(WHAT THE TASK ASKS) All of the data should be repeated exactly; pictures are not part of the copy.

(DATASET EXTRACT)
━━━

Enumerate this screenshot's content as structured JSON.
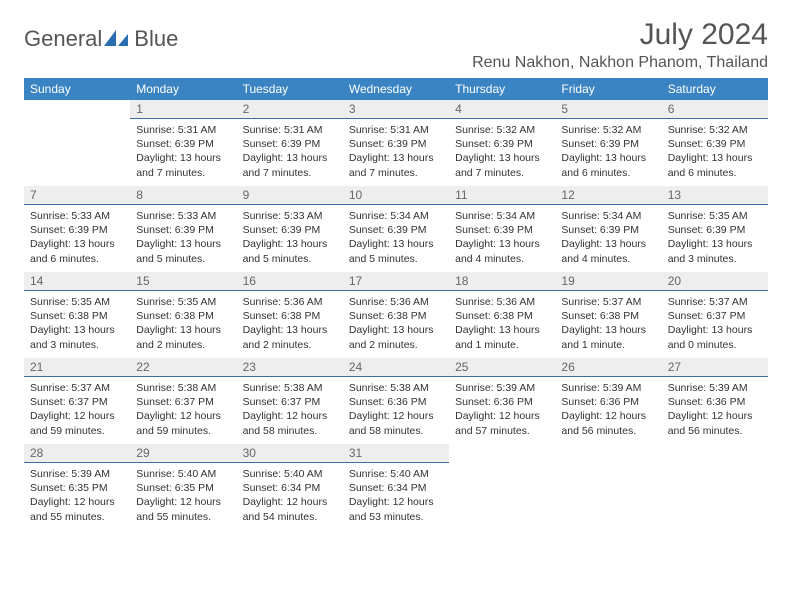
{
  "logo": {
    "text_left": "General",
    "text_right": "Blue"
  },
  "title": "July 2024",
  "location": "Renu Nakhon, Nakhon Phanom, Thailand",
  "colors": {
    "header_bg": "#3a84c4",
    "header_text": "#ffffff",
    "daybar_bg": "#eeeeee",
    "daybar_border": "#3a6fa0",
    "text": "#333333",
    "title_text": "#555555",
    "logo_blue": "#2a6cb0"
  },
  "weekdays": [
    "Sunday",
    "Monday",
    "Tuesday",
    "Wednesday",
    "Thursday",
    "Friday",
    "Saturday"
  ],
  "weeks": [
    [
      null,
      {
        "n": "1",
        "sr": "Sunrise: 5:31 AM",
        "ss": "Sunset: 6:39 PM",
        "d1": "Daylight: 13 hours",
        "d2": "and 7 minutes."
      },
      {
        "n": "2",
        "sr": "Sunrise: 5:31 AM",
        "ss": "Sunset: 6:39 PM",
        "d1": "Daylight: 13 hours",
        "d2": "and 7 minutes."
      },
      {
        "n": "3",
        "sr": "Sunrise: 5:31 AM",
        "ss": "Sunset: 6:39 PM",
        "d1": "Daylight: 13 hours",
        "d2": "and 7 minutes."
      },
      {
        "n": "4",
        "sr": "Sunrise: 5:32 AM",
        "ss": "Sunset: 6:39 PM",
        "d1": "Daylight: 13 hours",
        "d2": "and 7 minutes."
      },
      {
        "n": "5",
        "sr": "Sunrise: 5:32 AM",
        "ss": "Sunset: 6:39 PM",
        "d1": "Daylight: 13 hours",
        "d2": "and 6 minutes."
      },
      {
        "n": "6",
        "sr": "Sunrise: 5:32 AM",
        "ss": "Sunset: 6:39 PM",
        "d1": "Daylight: 13 hours",
        "d2": "and 6 minutes."
      }
    ],
    [
      {
        "n": "7",
        "sr": "Sunrise: 5:33 AM",
        "ss": "Sunset: 6:39 PM",
        "d1": "Daylight: 13 hours",
        "d2": "and 6 minutes."
      },
      {
        "n": "8",
        "sr": "Sunrise: 5:33 AM",
        "ss": "Sunset: 6:39 PM",
        "d1": "Daylight: 13 hours",
        "d2": "and 5 minutes."
      },
      {
        "n": "9",
        "sr": "Sunrise: 5:33 AM",
        "ss": "Sunset: 6:39 PM",
        "d1": "Daylight: 13 hours",
        "d2": "and 5 minutes."
      },
      {
        "n": "10",
        "sr": "Sunrise: 5:34 AM",
        "ss": "Sunset: 6:39 PM",
        "d1": "Daylight: 13 hours",
        "d2": "and 5 minutes."
      },
      {
        "n": "11",
        "sr": "Sunrise: 5:34 AM",
        "ss": "Sunset: 6:39 PM",
        "d1": "Daylight: 13 hours",
        "d2": "and 4 minutes."
      },
      {
        "n": "12",
        "sr": "Sunrise: 5:34 AM",
        "ss": "Sunset: 6:39 PM",
        "d1": "Daylight: 13 hours",
        "d2": "and 4 minutes."
      },
      {
        "n": "13",
        "sr": "Sunrise: 5:35 AM",
        "ss": "Sunset: 6:39 PM",
        "d1": "Daylight: 13 hours",
        "d2": "and 3 minutes."
      }
    ],
    [
      {
        "n": "14",
        "sr": "Sunrise: 5:35 AM",
        "ss": "Sunset: 6:38 PM",
        "d1": "Daylight: 13 hours",
        "d2": "and 3 minutes."
      },
      {
        "n": "15",
        "sr": "Sunrise: 5:35 AM",
        "ss": "Sunset: 6:38 PM",
        "d1": "Daylight: 13 hours",
        "d2": "and 2 minutes."
      },
      {
        "n": "16",
        "sr": "Sunrise: 5:36 AM",
        "ss": "Sunset: 6:38 PM",
        "d1": "Daylight: 13 hours",
        "d2": "and 2 minutes."
      },
      {
        "n": "17",
        "sr": "Sunrise: 5:36 AM",
        "ss": "Sunset: 6:38 PM",
        "d1": "Daylight: 13 hours",
        "d2": "and 2 minutes."
      },
      {
        "n": "18",
        "sr": "Sunrise: 5:36 AM",
        "ss": "Sunset: 6:38 PM",
        "d1": "Daylight: 13 hours",
        "d2": "and 1 minute."
      },
      {
        "n": "19",
        "sr": "Sunrise: 5:37 AM",
        "ss": "Sunset: 6:38 PM",
        "d1": "Daylight: 13 hours",
        "d2": "and 1 minute."
      },
      {
        "n": "20",
        "sr": "Sunrise: 5:37 AM",
        "ss": "Sunset: 6:37 PM",
        "d1": "Daylight: 13 hours",
        "d2": "and 0 minutes."
      }
    ],
    [
      {
        "n": "21",
        "sr": "Sunrise: 5:37 AM",
        "ss": "Sunset: 6:37 PM",
        "d1": "Daylight: 12 hours",
        "d2": "and 59 minutes."
      },
      {
        "n": "22",
        "sr": "Sunrise: 5:38 AM",
        "ss": "Sunset: 6:37 PM",
        "d1": "Daylight: 12 hours",
        "d2": "and 59 minutes."
      },
      {
        "n": "23",
        "sr": "Sunrise: 5:38 AM",
        "ss": "Sunset: 6:37 PM",
        "d1": "Daylight: 12 hours",
        "d2": "and 58 minutes."
      },
      {
        "n": "24",
        "sr": "Sunrise: 5:38 AM",
        "ss": "Sunset: 6:36 PM",
        "d1": "Daylight: 12 hours",
        "d2": "and 58 minutes."
      },
      {
        "n": "25",
        "sr": "Sunrise: 5:39 AM",
        "ss": "Sunset: 6:36 PM",
        "d1": "Daylight: 12 hours",
        "d2": "and 57 minutes."
      },
      {
        "n": "26",
        "sr": "Sunrise: 5:39 AM",
        "ss": "Sunset: 6:36 PM",
        "d1": "Daylight: 12 hours",
        "d2": "and 56 minutes."
      },
      {
        "n": "27",
        "sr": "Sunrise: 5:39 AM",
        "ss": "Sunset: 6:36 PM",
        "d1": "Daylight: 12 hours",
        "d2": "and 56 minutes."
      }
    ],
    [
      {
        "n": "28",
        "sr": "Sunrise: 5:39 AM",
        "ss": "Sunset: 6:35 PM",
        "d1": "Daylight: 12 hours",
        "d2": "and 55 minutes."
      },
      {
        "n": "29",
        "sr": "Sunrise: 5:40 AM",
        "ss": "Sunset: 6:35 PM",
        "d1": "Daylight: 12 hours",
        "d2": "and 55 minutes."
      },
      {
        "n": "30",
        "sr": "Sunrise: 5:40 AM",
        "ss": "Sunset: 6:34 PM",
        "d1": "Daylight: 12 hours",
        "d2": "and 54 minutes."
      },
      {
        "n": "31",
        "sr": "Sunrise: 5:40 AM",
        "ss": "Sunset: 6:34 PM",
        "d1": "Daylight: 12 hours",
        "d2": "and 53 minutes."
      },
      null,
      null,
      null
    ]
  ]
}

━━━

(REPLY TO THE TASK)
Enumerate this screenshot's content as structured JSON.
{
  "logo": {
    "text_left": "General",
    "text_right": "Blue"
  },
  "title": "July 2024",
  "location": "Renu Nakhon, Nakhon Phanom, Thailand",
  "colors": {
    "header_bg": "#3a84c4",
    "header_text": "#ffffff",
    "daybar_bg": "#eeeeee",
    "daybar_border": "#3a6fa0",
    "text": "#333333",
    "title_text": "#555555",
    "logo_blue": "#2a6cb0"
  },
  "weekdays": [
    "Sunday",
    "Monday",
    "Tuesday",
    "Wednesday",
    "Thursday",
    "Friday",
    "Saturday"
  ],
  "weeks": [
    [
      null,
      {
        "n": "1",
        "sr": "Sunrise: 5:31 AM",
        "ss": "Sunset: 6:39 PM",
        "d1": "Daylight: 13 hours",
        "d2": "and 7 minutes."
      },
      {
        "n": "2",
        "sr": "Sunrise: 5:31 AM",
        "ss": "Sunset: 6:39 PM",
        "d1": "Daylight: 13 hours",
        "d2": "and 7 minutes."
      },
      {
        "n": "3",
        "sr": "Sunrise: 5:31 AM",
        "ss": "Sunset: 6:39 PM",
        "d1": "Daylight: 13 hours",
        "d2": "and 7 minutes."
      },
      {
        "n": "4",
        "sr": "Sunrise: 5:32 AM",
        "ss": "Sunset: 6:39 PM",
        "d1": "Daylight: 13 hours",
        "d2": "and 7 minutes."
      },
      {
        "n": "5",
        "sr": "Sunrise: 5:32 AM",
        "ss": "Sunset: 6:39 PM",
        "d1": "Daylight: 13 hours",
        "d2": "and 6 minutes."
      },
      {
        "n": "6",
        "sr": "Sunrise: 5:32 AM",
        "ss": "Sunset: 6:39 PM",
        "d1": "Daylight: 13 hours",
        "d2": "and 6 minutes."
      }
    ],
    [
      {
        "n": "7",
        "sr": "Sunrise: 5:33 AM",
        "ss": "Sunset: 6:39 PM",
        "d1": "Daylight: 13 hours",
        "d2": "and 6 minutes."
      },
      {
        "n": "8",
        "sr": "Sunrise: 5:33 AM",
        "ss": "Sunset: 6:39 PM",
        "d1": "Daylight: 13 hours",
        "d2": "and 5 minutes."
      },
      {
        "n": "9",
        "sr": "Sunrise: 5:33 AM",
        "ss": "Sunset: 6:39 PM",
        "d1": "Daylight: 13 hours",
        "d2": "and 5 minutes."
      },
      {
        "n": "10",
        "sr": "Sunrise: 5:34 AM",
        "ss": "Sunset: 6:39 PM",
        "d1": "Daylight: 13 hours",
        "d2": "and 5 minutes."
      },
      {
        "n": "11",
        "sr": "Sunrise: 5:34 AM",
        "ss": "Sunset: 6:39 PM",
        "d1": "Daylight: 13 hours",
        "d2": "and 4 minutes."
      },
      {
        "n": "12",
        "sr": "Sunrise: 5:34 AM",
        "ss": "Sunset: 6:39 PM",
        "d1": "Daylight: 13 hours",
        "d2": "and 4 minutes."
      },
      {
        "n": "13",
        "sr": "Sunrise: 5:35 AM",
        "ss": "Sunset: 6:39 PM",
        "d1": "Daylight: 13 hours",
        "d2": "and 3 minutes."
      }
    ],
    [
      {
        "n": "14",
        "sr": "Sunrise: 5:35 AM",
        "ss": "Sunset: 6:38 PM",
        "d1": "Daylight: 13 hours",
        "d2": "and 3 minutes."
      },
      {
        "n": "15",
        "sr": "Sunrise: 5:35 AM",
        "ss": "Sunset: 6:38 PM",
        "d1": "Daylight: 13 hours",
        "d2": "and 2 minutes."
      },
      {
        "n": "16",
        "sr": "Sunrise: 5:36 AM",
        "ss": "Sunset: 6:38 PM",
        "d1": "Daylight: 13 hours",
        "d2": "and 2 minutes."
      },
      {
        "n": "17",
        "sr": "Sunrise: 5:36 AM",
        "ss": "Sunset: 6:38 PM",
        "d1": "Daylight: 13 hours",
        "d2": "and 2 minutes."
      },
      {
        "n": "18",
        "sr": "Sunrise: 5:36 AM",
        "ss": "Sunset: 6:38 PM",
        "d1": "Daylight: 13 hours",
        "d2": "and 1 minute."
      },
      {
        "n": "19",
        "sr": "Sunrise: 5:37 AM",
        "ss": "Sunset: 6:38 PM",
        "d1": "Daylight: 13 hours",
        "d2": "and 1 minute."
      },
      {
        "n": "20",
        "sr": "Sunrise: 5:37 AM",
        "ss": "Sunset: 6:37 PM",
        "d1": "Daylight: 13 hours",
        "d2": "and 0 minutes."
      }
    ],
    [
      {
        "n": "21",
        "sr": "Sunrise: 5:37 AM",
        "ss": "Sunset: 6:37 PM",
        "d1": "Daylight: 12 hours",
        "d2": "and 59 minutes."
      },
      {
        "n": "22",
        "sr": "Sunrise: 5:38 AM",
        "ss": "Sunset: 6:37 PM",
        "d1": "Daylight: 12 hours",
        "d2": "and 59 minutes."
      },
      {
        "n": "23",
        "sr": "Sunrise: 5:38 AM",
        "ss": "Sunset: 6:37 PM",
        "d1": "Daylight: 12 hours",
        "d2": "and 58 minutes."
      },
      {
        "n": "24",
        "sr": "Sunrise: 5:38 AM",
        "ss": "Sunset: 6:36 PM",
        "d1": "Daylight: 12 hours",
        "d2": "and 58 minutes."
      },
      {
        "n": "25",
        "sr": "Sunrise: 5:39 AM",
        "ss": "Sunset: 6:36 PM",
        "d1": "Daylight: 12 hours",
        "d2": "and 57 minutes."
      },
      {
        "n": "26",
        "sr": "Sunrise: 5:39 AM",
        "ss": "Sunset: 6:36 PM",
        "d1": "Daylight: 12 hours",
        "d2": "and 56 minutes."
      },
      {
        "n": "27",
        "sr": "Sunrise: 5:39 AM",
        "ss": "Sunset: 6:36 PM",
        "d1": "Daylight: 12 hours",
        "d2": "and 56 minutes."
      }
    ],
    [
      {
        "n": "28",
        "sr": "Sunrise: 5:39 AM",
        "ss": "Sunset: 6:35 PM",
        "d1": "Daylight: 12 hours",
        "d2": "and 55 minutes."
      },
      {
        "n": "29",
        "sr": "Sunrise: 5:40 AM",
        "ss": "Sunset: 6:35 PM",
        "d1": "Daylight: 12 hours",
        "d2": "and 55 minutes."
      },
      {
        "n": "30",
        "sr": "Sunrise: 5:40 AM",
        "ss": "Sunset: 6:34 PM",
        "d1": "Daylight: 12 hours",
        "d2": "and 54 minutes."
      },
      {
        "n": "31",
        "sr": "Sunrise: 5:40 AM",
        "ss": "Sunset: 6:34 PM",
        "d1": "Daylight: 12 hours",
        "d2": "and 53 minutes."
      },
      null,
      null,
      null
    ]
  ]
}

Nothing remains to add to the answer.